**WHAT YOU NEED TO DO**
Tell how many lines in these records contain the string "name", with only the number as the reply.

**Part of a data file**
_ _ _ _ _
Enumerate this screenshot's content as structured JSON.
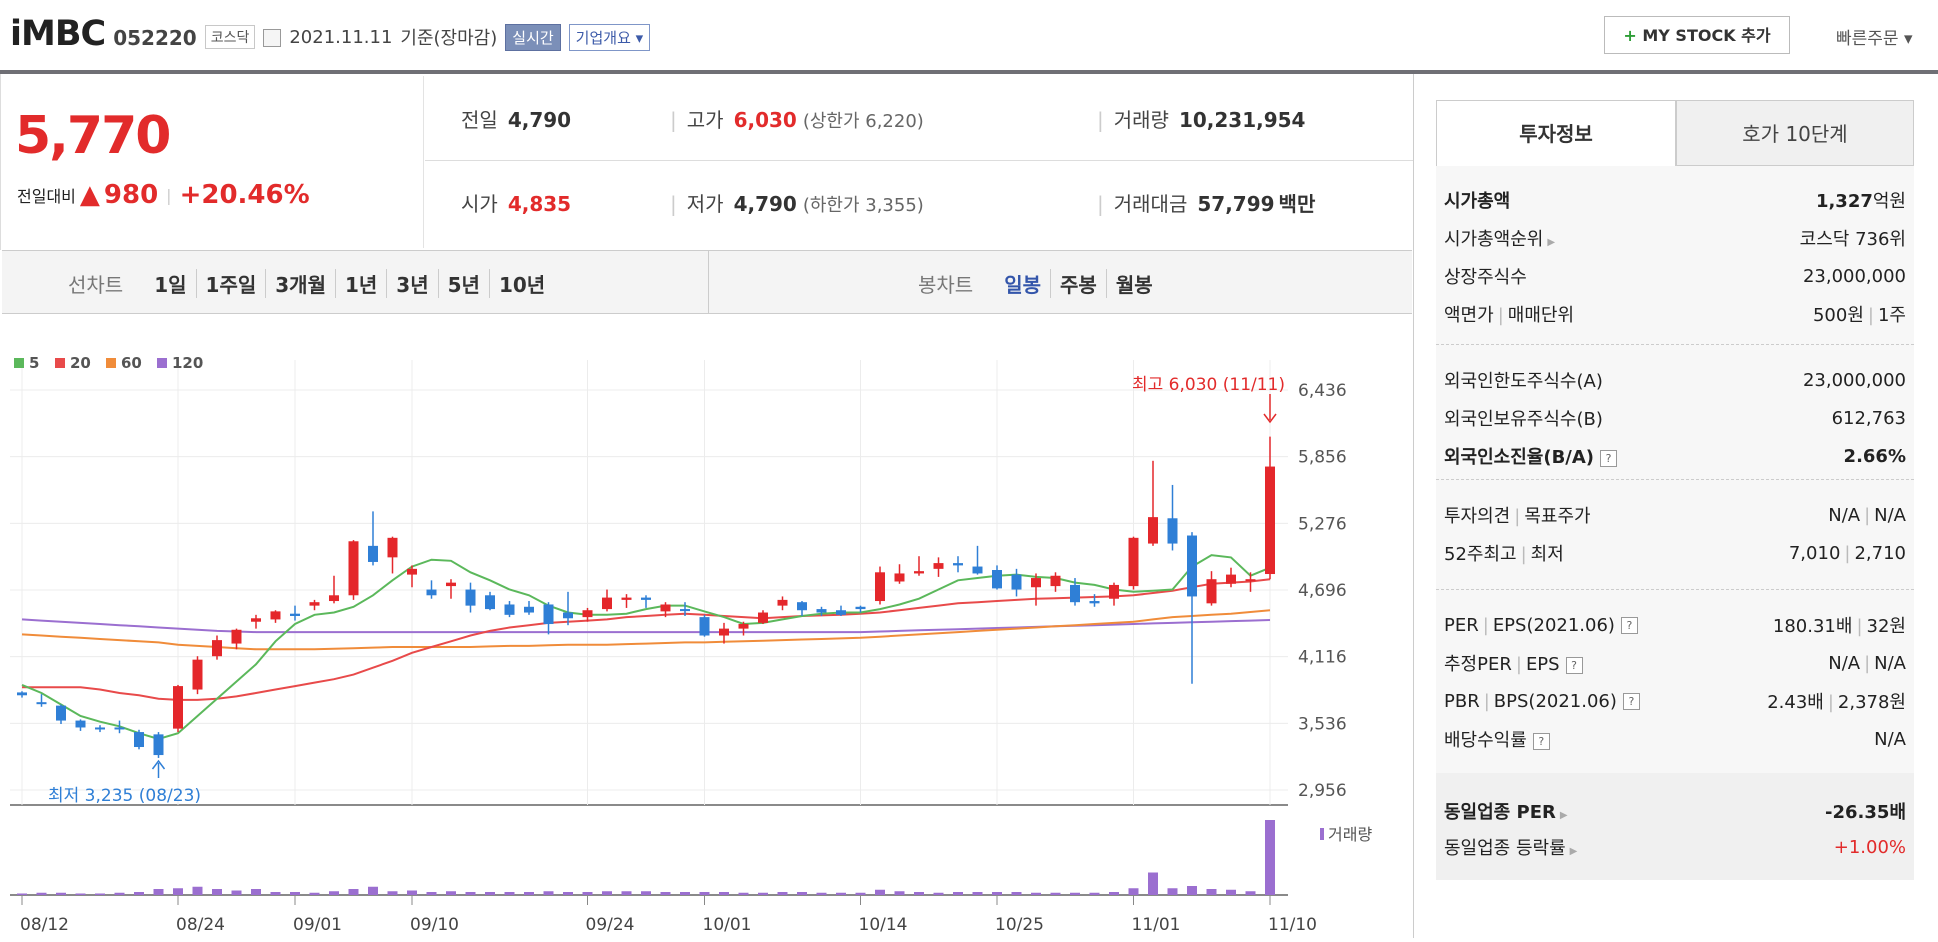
{
  "header": {
    "name": "iMBC",
    "code": "052220",
    "market": "코스닥",
    "date": "2021.11.11",
    "date_note": "기준(장마감)",
    "realtime": "실시간",
    "corp_info": "기업개요",
    "mystock_label": "MY STOCK 추가",
    "fast_order": "빠른주문"
  },
  "summary": {
    "price": "5,770",
    "change_label": "전일대비",
    "change_value": "980",
    "change_pct": "+20.46%",
    "prev_label": "전일",
    "prev": "4,790",
    "high_label": "고가",
    "high": "6,030",
    "upper_limit": "(상한가 6,220)",
    "volume_label": "거래량",
    "volume": "10,231,954",
    "open_label": "시가",
    "open": "4,835",
    "low_label": "저가",
    "low": "4,790",
    "lower_limit": "(하한가 3,355)",
    "amount_label": "거래대금",
    "amount": "57,799",
    "amount_unit": "백만"
  },
  "tabs": {
    "line_label": "선차트",
    "line": [
      "1일",
      "1주일",
      "3개월",
      "1년",
      "3년",
      "5년",
      "10년"
    ],
    "candle_label": "봉차트",
    "candle": [
      "일봉",
      "주봉",
      "월봉"
    ],
    "candle_active": "일봉"
  },
  "invest": {
    "tab_a": "투자정보",
    "tab_b": "호가 10단계",
    "market_cap_label": "시가총액",
    "market_cap": "1,327",
    "market_cap_unit": "억원",
    "rank_label": "시가총액순위",
    "rank": "코스닥 736위",
    "shares_label": "상장주식수",
    "shares": "23,000,000",
    "par_label": "액면가",
    "unit_label": "매매단위",
    "par": "500원",
    "unit": "1주",
    "foreign_limit_label": "외국인한도주식수(A)",
    "foreign_limit": "23,000,000",
    "foreign_hold_label": "외국인보유주식수(B)",
    "foreign_hold": "612,763",
    "foreign_ratio_label": "외국인소진율(B/A)",
    "foreign_ratio": "2.66%",
    "opinion_label": "투자의견",
    "target_label": "목표주가",
    "opinion": "N/A",
    "target": "N/A",
    "w52_label": "52주최고",
    "w52_low_label": "최저",
    "w52_high": "7,010",
    "w52_low": "2,710",
    "per_label": "PER",
    "eps_label": "EPS(2021.06)",
    "per": "180.31배",
    "eps": "32원",
    "est_per_label": "추정PER",
    "est_eps_label": "EPS",
    "est_per": "N/A",
    "est_eps": "N/A",
    "pbr_label": "PBR",
    "bps_label": "BPS(2021.06)",
    "pbr": "2.43배",
    "bps": "2,378원",
    "div_label": "배당수익률",
    "div": "N/A",
    "ind_per_label": "동일업종 PER",
    "ind_per": "-26.35배",
    "ind_chg_label": "동일업종 등락률",
    "ind_chg": "+1.00%"
  },
  "chart_data": {
    "type": "candlestick",
    "legend": [
      {
        "name": "5",
        "color": "#5bb85b"
      },
      {
        "name": "20",
        "color": "#e84a4a"
      },
      {
        "name": "60",
        "color": "#f08c3a"
      },
      {
        "name": "120",
        "color": "#9b6fd0"
      }
    ],
    "y_ticks": [
      "6,436",
      "5,856",
      "5,276",
      "4,696",
      "4,116",
      "3,536",
      "2,956"
    ],
    "ylim": [
      2956,
      6436
    ],
    "x_ticks": [
      "08/12",
      "08/24",
      "09/01",
      "09/10",
      "09/24",
      "10/01",
      "10/14",
      "10/25",
      "11/01",
      "11/10"
    ],
    "high_annotation": "최고 6,030 (11/11)",
    "low_annotation": "최저 3,235 (08/23)",
    "volume_label": "거래량",
    "candles": [
      [
        3805,
        3815,
        3760,
        3780
      ],
      [
        3720,
        3790,
        3680,
        3710
      ],
      [
        3690,
        3700,
        3530,
        3560
      ],
      [
        3560,
        3570,
        3470,
        3500
      ],
      [
        3500,
        3520,
        3460,
        3490
      ],
      [
        3500,
        3560,
        3450,
        3490
      ],
      [
        3460,
        3480,
        3310,
        3330
      ],
      [
        3440,
        3460,
        3235,
        3260
      ],
      [
        3490,
        3870,
        3460,
        3860
      ],
      [
        3830,
        4120,
        3790,
        4090
      ],
      [
        4120,
        4300,
        4090,
        4260
      ],
      [
        4230,
        4360,
        4180,
        4350
      ],
      [
        4420,
        4480,
        4360,
        4450
      ],
      [
        4440,
        4520,
        4410,
        4510
      ],
      [
        4490,
        4560,
        4430,
        4470
      ],
      [
        4560,
        4610,
        4520,
        4590
      ],
      [
        4600,
        4820,
        4580,
        4650
      ],
      [
        4650,
        5130,
        4610,
        5120
      ],
      [
        5080,
        5380,
        4910,
        4940
      ],
      [
        4980,
        5160,
        4840,
        5150
      ],
      [
        4830,
        4910,
        4720,
        4880
      ],
      [
        4700,
        4780,
        4620,
        4650
      ],
      [
        4730,
        4790,
        4620,
        4760
      ],
      [
        4700,
        4760,
        4500,
        4560
      ],
      [
        4650,
        4680,
        4520,
        4530
      ],
      [
        4570,
        4600,
        4460,
        4480
      ],
      [
        4550,
        4600,
        4480,
        4500
      ],
      [
        4570,
        4590,
        4310,
        4400
      ],
      [
        4500,
        4680,
        4390,
        4450
      ],
      [
        4460,
        4540,
        4420,
        4520
      ],
      [
        4530,
        4700,
        4510,
        4630
      ],
      [
        4610,
        4660,
        4540,
        4630
      ],
      [
        4630,
        4650,
        4540,
        4610
      ],
      [
        4510,
        4590,
        4460,
        4570
      ],
      [
        4530,
        4590,
        4470,
        4520
      ],
      [
        4460,
        4480,
        4290,
        4300
      ],
      [
        4300,
        4410,
        4230,
        4360
      ],
      [
        4360,
        4420,
        4300,
        4400
      ],
      [
        4410,
        4520,
        4400,
        4500
      ],
      [
        4560,
        4640,
        4520,
        4610
      ],
      [
        4590,
        4600,
        4470,
        4520
      ],
      [
        4530,
        4550,
        4470,
        4500
      ],
      [
        4520,
        4560,
        4470,
        4480
      ],
      [
        4550,
        4560,
        4500,
        4530
      ],
      [
        4600,
        4900,
        4570,
        4850
      ],
      [
        4770,
        4920,
        4750,
        4840
      ],
      [
        4840,
        4990,
        4820,
        4860
      ],
      [
        4880,
        4980,
        4810,
        4930
      ],
      [
        4930,
        4990,
        4850,
        4910
      ],
      [
        4900,
        5080,
        4830,
        4840
      ],
      [
        4870,
        4910,
        4700,
        4710
      ],
      [
        4830,
        4880,
        4640,
        4700
      ],
      [
        4720,
        4840,
        4560,
        4800
      ],
      [
        4730,
        4850,
        4680,
        4820
      ],
      [
        4740,
        4800,
        4560,
        4590
      ],
      [
        4600,
        4660,
        4550,
        4580
      ],
      [
        4620,
        4760,
        4560,
        4740
      ],
      [
        4730,
        5160,
        4700,
        5150
      ],
      [
        5100,
        5820,
        5080,
        5330
      ],
      [
        5320,
        5610,
        5040,
        5100
      ],
      [
        5170,
        5200,
        3880,
        4640
      ],
      [
        4580,
        4860,
        4560,
        4790
      ],
      [
        4750,
        4890,
        4720,
        4830
      ],
      [
        4790,
        4850,
        4680,
        4790
      ],
      [
        4835,
        6030,
        4790,
        5770
      ]
    ],
    "ma5": [
      3870,
      3800,
      3700,
      3600,
      3550,
      3510,
      3450,
      3400,
      3450,
      3600,
      3750,
      3900,
      4050,
      4250,
      4400,
      4480,
      4500,
      4550,
      4650,
      4780,
      4900,
      4960,
      4950,
      4850,
      4780,
      4700,
      4650,
      4560,
      4500,
      4480,
      4480,
      4490,
      4530,
      4560,
      4560,
      4510,
      4460,
      4400,
      4410,
      4440,
      4470,
      4490,
      4500,
      4500,
      4530,
      4570,
      4620,
      4700,
      4780,
      4800,
      4820,
      4830,
      4810,
      4800,
      4760,
      4740,
      4700,
      4680,
      4690,
      4700,
      4900,
      5000,
      4980,
      4820,
      4890
    ],
    "ma20": [
      3850,
      3850,
      3850,
      3850,
      3830,
      3800,
      3780,
      3750,
      3740,
      3740,
      3750,
      3770,
      3800,
      3830,
      3860,
      3890,
      3920,
      3960,
      4020,
      4080,
      4150,
      4200,
      4250,
      4300,
      4340,
      4370,
      4390,
      4410,
      4420,
      4430,
      4440,
      4460,
      4470,
      4480,
      4490,
      4480,
      4470,
      4460,
      4450,
      4460,
      4470,
      4475,
      4480,
      4490,
      4500,
      4520,
      4540,
      4560,
      4580,
      4590,
      4600,
      4610,
      4620,
      4625,
      4630,
      4635,
      4640,
      4650,
      4670,
      4690,
      4720,
      4750,
      4760,
      4770,
      4790
    ],
    "ma60": [
      4310,
      4300,
      4290,
      4280,
      4270,
      4260,
      4250,
      4240,
      4220,
      4210,
      4200,
      4190,
      4180,
      4180,
      4180,
      4180,
      4185,
      4190,
      4195,
      4200,
      4200,
      4200,
      4200,
      4200,
      4205,
      4210,
      4210,
      4215,
      4220,
      4220,
      4220,
      4225,
      4230,
      4235,
      4240,
      4240,
      4245,
      4250,
      4255,
      4260,
      4265,
      4270,
      4275,
      4280,
      4290,
      4300,
      4310,
      4320,
      4330,
      4340,
      4350,
      4360,
      4370,
      4380,
      4390,
      4400,
      4410,
      4420,
      4440,
      4460,
      4470,
      4480,
      4490,
      4505,
      4520
    ],
    "ma120": [
      4440,
      4430,
      4420,
      4410,
      4400,
      4390,
      4380,
      4370,
      4360,
      4350,
      4340,
      4335,
      4330,
      4330,
      4330,
      4330,
      4330,
      4330,
      4330,
      4330,
      4330,
      4330,
      4330,
      4330,
      4330,
      4330,
      4330,
      4330,
      4330,
      4330,
      4330,
      4330,
      4330,
      4330,
      4330,
      4330,
      4330,
      4330,
      4330,
      4330,
      4330,
      4330,
      4330,
      4330,
      4335,
      4340,
      4345,
      4350,
      4355,
      4360,
      4365,
      4370,
      4375,
      4380,
      4385,
      4390,
      4395,
      4400,
      4405,
      4410,
      4415,
      4420,
      4425,
      4430,
      4435
    ],
    "volumes": [
      2,
      3,
      3,
      2,
      2,
      3,
      4,
      8,
      9,
      11,
      8,
      6,
      8,
      4,
      4,
      3,
      5,
      8,
      11,
      5,
      6,
      4,
      5,
      4,
      4,
      4,
      4,
      5,
      4,
      4,
      5,
      5,
      5,
      4,
      4,
      4,
      4,
      3,
      3,
      4,
      4,
      3,
      3,
      3,
      7,
      5,
      4,
      3,
      4,
      4,
      4,
      4,
      3,
      3,
      3,
      3,
      4,
      9,
      30,
      9,
      12,
      8,
      7,
      5,
      100
    ]
  }
}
_ _ _ _ _
**OUTPUT OF THE TASK**
5